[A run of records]
::::::
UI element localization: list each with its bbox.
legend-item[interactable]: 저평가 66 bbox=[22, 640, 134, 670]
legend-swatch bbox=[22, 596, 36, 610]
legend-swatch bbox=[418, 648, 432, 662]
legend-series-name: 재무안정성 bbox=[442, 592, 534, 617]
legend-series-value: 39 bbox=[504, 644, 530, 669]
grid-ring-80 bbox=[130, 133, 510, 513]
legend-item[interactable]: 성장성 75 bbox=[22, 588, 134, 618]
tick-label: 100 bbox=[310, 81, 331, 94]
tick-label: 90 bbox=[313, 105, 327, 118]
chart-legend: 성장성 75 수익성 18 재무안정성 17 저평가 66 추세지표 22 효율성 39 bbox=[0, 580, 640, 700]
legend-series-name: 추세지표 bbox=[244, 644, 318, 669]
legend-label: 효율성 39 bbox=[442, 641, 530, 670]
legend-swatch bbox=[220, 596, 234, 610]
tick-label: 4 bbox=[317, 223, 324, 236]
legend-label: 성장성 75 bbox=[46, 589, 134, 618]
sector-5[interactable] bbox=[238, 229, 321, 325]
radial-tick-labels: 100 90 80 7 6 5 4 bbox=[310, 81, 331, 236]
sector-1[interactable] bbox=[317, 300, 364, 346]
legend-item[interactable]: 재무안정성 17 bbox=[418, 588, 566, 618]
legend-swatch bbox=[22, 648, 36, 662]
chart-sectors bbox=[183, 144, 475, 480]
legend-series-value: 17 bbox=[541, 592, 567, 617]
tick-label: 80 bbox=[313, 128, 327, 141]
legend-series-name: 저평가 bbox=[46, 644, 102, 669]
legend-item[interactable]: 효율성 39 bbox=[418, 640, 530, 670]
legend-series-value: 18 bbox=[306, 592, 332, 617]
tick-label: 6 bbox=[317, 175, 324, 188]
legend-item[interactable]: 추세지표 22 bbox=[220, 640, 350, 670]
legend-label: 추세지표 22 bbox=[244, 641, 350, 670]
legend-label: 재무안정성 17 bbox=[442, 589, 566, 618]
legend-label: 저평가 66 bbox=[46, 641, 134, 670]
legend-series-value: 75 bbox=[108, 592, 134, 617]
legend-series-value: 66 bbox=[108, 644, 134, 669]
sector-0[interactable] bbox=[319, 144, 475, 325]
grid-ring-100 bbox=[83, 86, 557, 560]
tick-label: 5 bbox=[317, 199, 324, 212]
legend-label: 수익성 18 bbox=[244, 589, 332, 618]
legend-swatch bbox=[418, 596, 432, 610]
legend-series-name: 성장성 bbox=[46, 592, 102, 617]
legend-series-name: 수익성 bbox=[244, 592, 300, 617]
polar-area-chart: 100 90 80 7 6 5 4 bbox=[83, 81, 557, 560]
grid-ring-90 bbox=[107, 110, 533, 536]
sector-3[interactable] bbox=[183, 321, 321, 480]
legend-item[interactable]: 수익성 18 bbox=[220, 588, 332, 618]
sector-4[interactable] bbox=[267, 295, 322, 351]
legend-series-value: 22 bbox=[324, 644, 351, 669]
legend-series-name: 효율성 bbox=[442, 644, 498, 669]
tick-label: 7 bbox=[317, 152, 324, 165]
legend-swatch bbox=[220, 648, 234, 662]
::::::
Stated problem:
Extract every line from the entries above and reproduce each one word for word, with no changes.

Solved exercise:
UI element localization: list each with its bbox.
legend-item[interactable]: 저평가 66 bbox=[22, 640, 134, 670]
legend-swatch bbox=[22, 596, 36, 610]
legend-swatch bbox=[418, 648, 432, 662]
legend-series-name: 재무안정성 bbox=[442, 592, 534, 617]
legend-series-value: 39 bbox=[504, 644, 530, 669]
grid-ring-80 bbox=[130, 133, 510, 513]
legend-item[interactable]: 성장성 75 bbox=[22, 588, 134, 618]
tick-label: 100 bbox=[310, 81, 331, 94]
tick-label: 90 bbox=[313, 105, 327, 118]
chart-legend: 성장성 75 수익성 18 재무안정성 17 저평가 66 추세지표 22 효율성 39 bbox=[0, 580, 640, 700]
legend-series-name: 추세지표 bbox=[244, 644, 318, 669]
legend-label: 효율성 39 bbox=[442, 641, 530, 670]
legend-swatch bbox=[220, 596, 234, 610]
tick-label: 4 bbox=[317, 223, 324, 236]
legend-label: 성장성 75 bbox=[46, 589, 134, 618]
sector-5[interactable] bbox=[238, 229, 321, 325]
radial-tick-labels: 100 90 80 7 6 5 4 bbox=[310, 81, 331, 236]
sector-1[interactable] bbox=[317, 300, 364, 346]
legend-item[interactable]: 재무안정성 17 bbox=[418, 588, 566, 618]
legend-swatch bbox=[22, 648, 36, 662]
chart-sectors bbox=[183, 144, 475, 480]
legend-series-value: 17 bbox=[541, 592, 567, 617]
tick-label: 80 bbox=[313, 128, 327, 141]
legend-series-name: 저평가 bbox=[46, 644, 102, 669]
legend-item[interactable]: 효율성 39 bbox=[418, 640, 530, 670]
legend-series-value: 18 bbox=[306, 592, 332, 617]
tick-label: 6 bbox=[317, 175, 324, 188]
legend-item[interactable]: 추세지표 22 bbox=[220, 640, 350, 670]
legend-label: 추세지표 22 bbox=[244, 641, 350, 670]
legend-label: 재무안정성 17 bbox=[442, 589, 566, 618]
legend-label: 저평가 66 bbox=[46, 641, 134, 670]
legend-series-value: 75 bbox=[108, 592, 134, 617]
legend-series-value: 66 bbox=[108, 644, 134, 669]
sector-0[interactable] bbox=[319, 144, 475, 325]
grid-ring-100 bbox=[83, 86, 557, 560]
tick-label: 5 bbox=[317, 199, 324, 212]
legend-label: 수익성 18 bbox=[244, 589, 332, 618]
legend-swatch bbox=[418, 596, 432, 610]
legend-series-name: 성장성 bbox=[46, 592, 102, 617]
legend-series-name: 수익성 bbox=[244, 592, 300, 617]
polar-area-chart: 100 90 80 7 6 5 4 bbox=[83, 81, 557, 560]
grid-ring-90 bbox=[107, 110, 533, 536]
sector-3[interactable] bbox=[183, 321, 321, 480]
legend-item[interactable]: 수익성 18 bbox=[220, 588, 332, 618]
sector-4[interactable] bbox=[267, 295, 322, 351]
legend-series-value: 22 bbox=[324, 644, 351, 669]
legend-series-name: 효율성 bbox=[442, 644, 498, 669]
tick-label: 7 bbox=[317, 152, 324, 165]
legend-swatch bbox=[220, 648, 234, 662]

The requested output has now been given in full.